*Exercise materials*
** start **

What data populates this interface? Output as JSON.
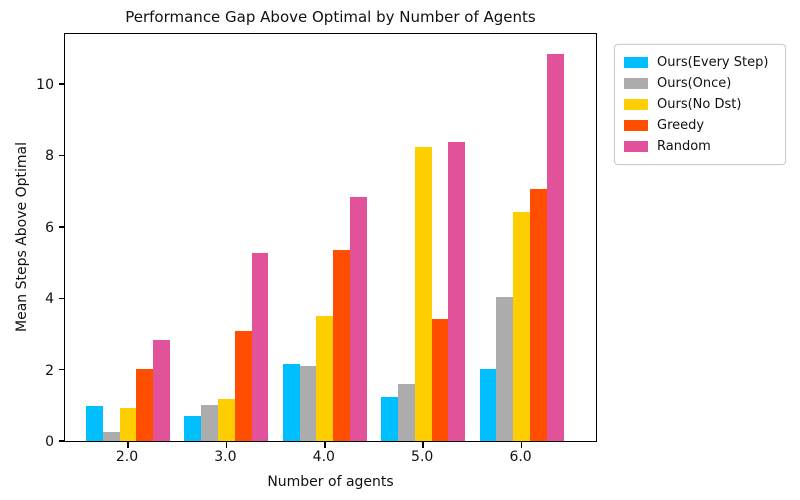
{
  "chart_data": {
    "type": "bar",
    "title": "Performance Gap Above Optimal by Number of Agents",
    "xlabel": "Number of agents",
    "ylabel": "Mean Steps Above Optimal",
    "categories": [
      "2.0",
      "3.0",
      "4.0",
      "5.0",
      "6.0"
    ],
    "series": [
      {
        "name": "Ours(Every Step)",
        "color": "#00BFFF",
        "values": [
          0.97,
          0.7,
          2.17,
          1.24,
          2.02
        ]
      },
      {
        "name": "Ours(Once)",
        "color": "#ACACAC",
        "values": [
          0.25,
          1.01,
          2.09,
          1.6,
          4.04
        ]
      },
      {
        "name": "Ours(No Dst)",
        "color": "#FFCE00",
        "values": [
          0.92,
          1.18,
          3.49,
          8.23,
          6.41
        ]
      },
      {
        "name": "Greedy",
        "color": "#FF4E00",
        "values": [
          2.03,
          3.08,
          5.34,
          3.42,
          7.06
        ]
      },
      {
        "name": "Random",
        "color": "#E2529B",
        "values": [
          2.84,
          5.27,
          6.84,
          8.38,
          10.84
        ]
      }
    ],
    "ylim": [
      0,
      11.46
    ],
    "y_ticks": [
      0,
      2,
      4,
      6,
      8,
      10
    ],
    "grid": false,
    "legend_position": "upper right, outside axes",
    "axis_color": "#000000",
    "background_color": "#ffffff"
  }
}
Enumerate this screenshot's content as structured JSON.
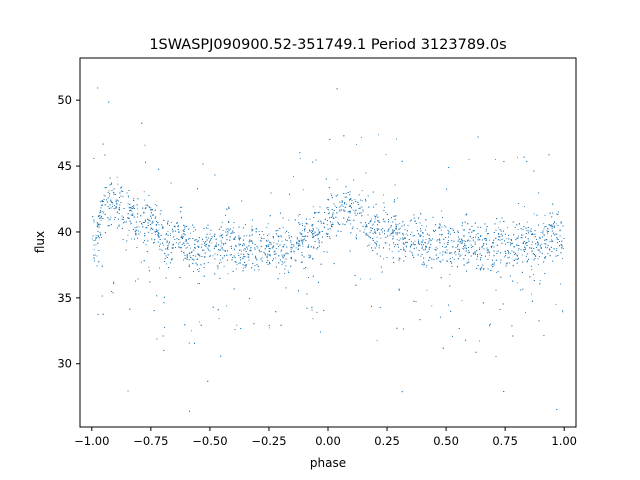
{
  "chart_data": {
    "type": "scatter",
    "title": "1SWASPJ090900.52-351749.1 Period 3123789.0s",
    "xlabel": "phase",
    "ylabel": "flux",
    "xlim": [
      -1.05,
      1.05
    ],
    "ylim": [
      25.2,
      53.2
    ],
    "xticks": [
      -1.0,
      -0.75,
      -0.5,
      -0.25,
      0.0,
      0.25,
      0.5,
      0.75,
      1.0
    ],
    "xtick_labels": [
      "−1.00",
      "−0.75",
      "−0.50",
      "−0.25",
      "0.00",
      "0.25",
      "0.50",
      "0.75",
      "1.00"
    ],
    "yticks": [
      30,
      35,
      40,
      45,
      50
    ],
    "ytick_labels": [
      "30",
      "35",
      "40",
      "45",
      "50"
    ],
    "grid": false,
    "point_color": "#1f77b4",
    "series": [
      {
        "description_points": "phase-folded light curve, mirrored over two cycles",
        "x": [
          -0.98,
          -0.95,
          -0.92,
          -0.88,
          -0.85,
          -0.82,
          -0.78,
          -0.75,
          -0.72,
          -0.7,
          -0.66,
          -0.62,
          -0.58,
          -0.55,
          -0.52,
          -0.5,
          -0.46,
          -0.42,
          -0.38,
          -0.35,
          -0.32,
          -0.28,
          -0.25,
          -0.22,
          -0.18,
          -0.15,
          -0.12,
          -0.08,
          -0.05,
          -0.02,
          0.0,
          0.02,
          0.05,
          0.08,
          0.12,
          0.15,
          0.18,
          0.22,
          0.25,
          0.28,
          0.32,
          0.35,
          0.38,
          0.42,
          0.46,
          0.5,
          0.52,
          0.55,
          0.58,
          0.62,
          0.66,
          0.7,
          0.72,
          0.75,
          0.78,
          0.82,
          0.85,
          0.88,
          0.92,
          0.95,
          0.98,
          1.0
        ],
        "y": [
          39.5,
          41.8,
          42.3,
          41.9,
          41.5,
          40.8,
          40.5,
          40.9,
          40.3,
          39.8,
          39.2,
          39.9,
          38.7,
          38.2,
          38.6,
          39.4,
          38.8,
          39.9,
          38.9,
          38.4,
          38.8,
          39.3,
          38.9,
          39.2,
          38.7,
          39.0,
          39.1,
          39.6,
          40.0,
          40.4,
          40.7,
          41.2,
          41.8,
          42.0,
          41.6,
          41.0,
          40.6,
          40.2,
          40.1,
          39.9,
          39.5,
          39.7,
          39.3,
          39.0,
          39.6,
          39.2,
          38.6,
          38.8,
          39.3,
          38.9,
          38.6,
          38.7,
          38.9,
          39.2,
          38.8,
          39.0,
          39.3,
          38.8,
          39.5,
          39.7,
          39.9,
          39.5
        ]
      }
    ]
  }
}
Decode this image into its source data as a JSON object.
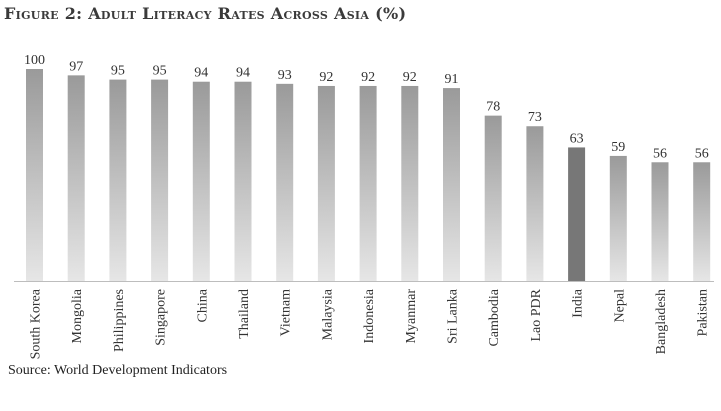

** end **

*Given request*
Can you retype every record above exactly, leaving out the pictures?

*Task solution*
What data populates this interface? Output as JSON.
{
  "chart_data": {
    "type": "bar",
    "title": "Performance Gap Above Optimal by Number of Agents",
    "xlabel": "Number of agents",
    "ylabel": "Mean Steps Above Optimal",
    "categories": [
      "2.0",
      "3.0",
      "4.0",
      "5.0",
      "6.0"
    ],
    "series": [
      {
        "name": "Ours(Every Step)",
        "color": "#00BFFF",
        "values": [
          0.97,
          0.7,
          2.17,
          1.24,
          2.02
        ]
      },
      {
        "name": "Ours(Once)",
        "color": "#ACACAC",
        "values": [
          0.25,
          1.01,
          2.09,
          1.6,
          4.04
        ]
      },
      {
        "name": "Ours(No Dst)",
        "color": "#FFCE00",
        "values": [
          0.92,
          1.18,
          3.49,
          8.23,
          6.41
        ]
      },
      {
        "name": "Greedy",
        "color": "#FF4E00",
        "values": [
          2.03,
          3.08,
          5.34,
          3.42,
          7.06
        ]
      },
      {
        "name": "Random",
        "color": "#E2529B",
        "values": [
          2.84,
          5.27,
          6.84,
          8.38,
          10.84
        ]
      }
    ],
    "ylim": [
      0,
      11.46
    ],
    "y_ticks": [
      0,
      2,
      4,
      6,
      8,
      10
    ],
    "grid": false,
    "legend_position": "upper right, outside axes",
    "axis_color": "#000000",
    "background_color": "#ffffff"
  }
}
Enumerate this screenshot's content as structured JSON.
{
  "chart_data": {
    "type": "scatter",
    "title": "1SWASPJ090900.52-351749.1 Period 3123789.0s",
    "xlabel": "phase",
    "ylabel": "flux",
    "xlim": [
      -1.05,
      1.05
    ],
    "ylim": [
      25.2,
      53.2
    ],
    "xticks": [
      -1.0,
      -0.75,
      -0.5,
      -0.25,
      0.0,
      0.25,
      0.5,
      0.75,
      1.0
    ],
    "xtick_labels": [
      "−1.00",
      "−0.75",
      "−0.50",
      "−0.25",
      "0.00",
      "0.25",
      "0.50",
      "0.75",
      "1.00"
    ],
    "yticks": [
      30,
      35,
      40,
      45,
      50
    ],
    "ytick_labels": [
      "30",
      "35",
      "40",
      "45",
      "50"
    ],
    "grid": false,
    "point_color": "#1f77b4",
    "series": [
      {
        "description_points": "phase-folded light curve, mirrored over two cycles",
        "x": [
          -0.98,
          -0.95,
          -0.92,
          -0.88,
          -0.85,
          -0.82,
          -0.78,
          -0.75,
          -0.72,
          -0.7,
          -0.66,
          -0.62,
          -0.58,
          -0.55,
          -0.52,
          -0.5,
          -0.46,
          -0.42,
          -0.38,
          -0.35,
          -0.32,
          -0.28,
          -0.25,
          -0.22,
          -0.18,
          -0.15,
          -0.12,
          -0.08,
          -0.05,
          -0.02,
          0.0,
          0.02,
          0.05,
          0.08,
          0.12,
          0.15,
          0.18,
          0.22,
          0.25,
          0.28,
          0.32,
          0.35,
          0.38,
          0.42,
          0.46,
          0.5,
          0.52,
          0.55,
          0.58,
          0.62,
          0.66,
          0.7,
          0.72,
          0.75,
          0.78,
          0.82,
          0.85,
          0.88,
          0.92,
          0.95,
          0.98,
          1.0
        ],
        "y": [
          39.5,
          41.8,
          42.3,
          41.9,
          41.5,
          40.8,
          40.5,
          40.9,
          40.3,
          39.8,
          39.2,
          39.9,
          38.7,
          38.2,
          38.6,
          39.4,
          38.8,
          39.9,
          38.9,
          38.4,
          38.8,
          39.3,
          38.9,
          39.2,
          38.7,
          39.0,
          39.1,
          39.6,
          40.0,
          40.4,
          40.7,
          41.2,
          41.8,
          42.0,
          41.6,
          41.0,
          40.6,
          40.2,
          40.1,
          39.9,
          39.5,
          39.7,
          39.3,
          39.0,
          39.6,
          39.2,
          38.6,
          38.8,
          39.3,
          38.9,
          38.6,
          38.7,
          38.9,
          39.2,
          38.8,
          39.0,
          39.3,
          38.8,
          39.5,
          39.7,
          39.9,
          39.5
        ]
      }
    ]
  }
}
Decode this image into its source data as a JSON object.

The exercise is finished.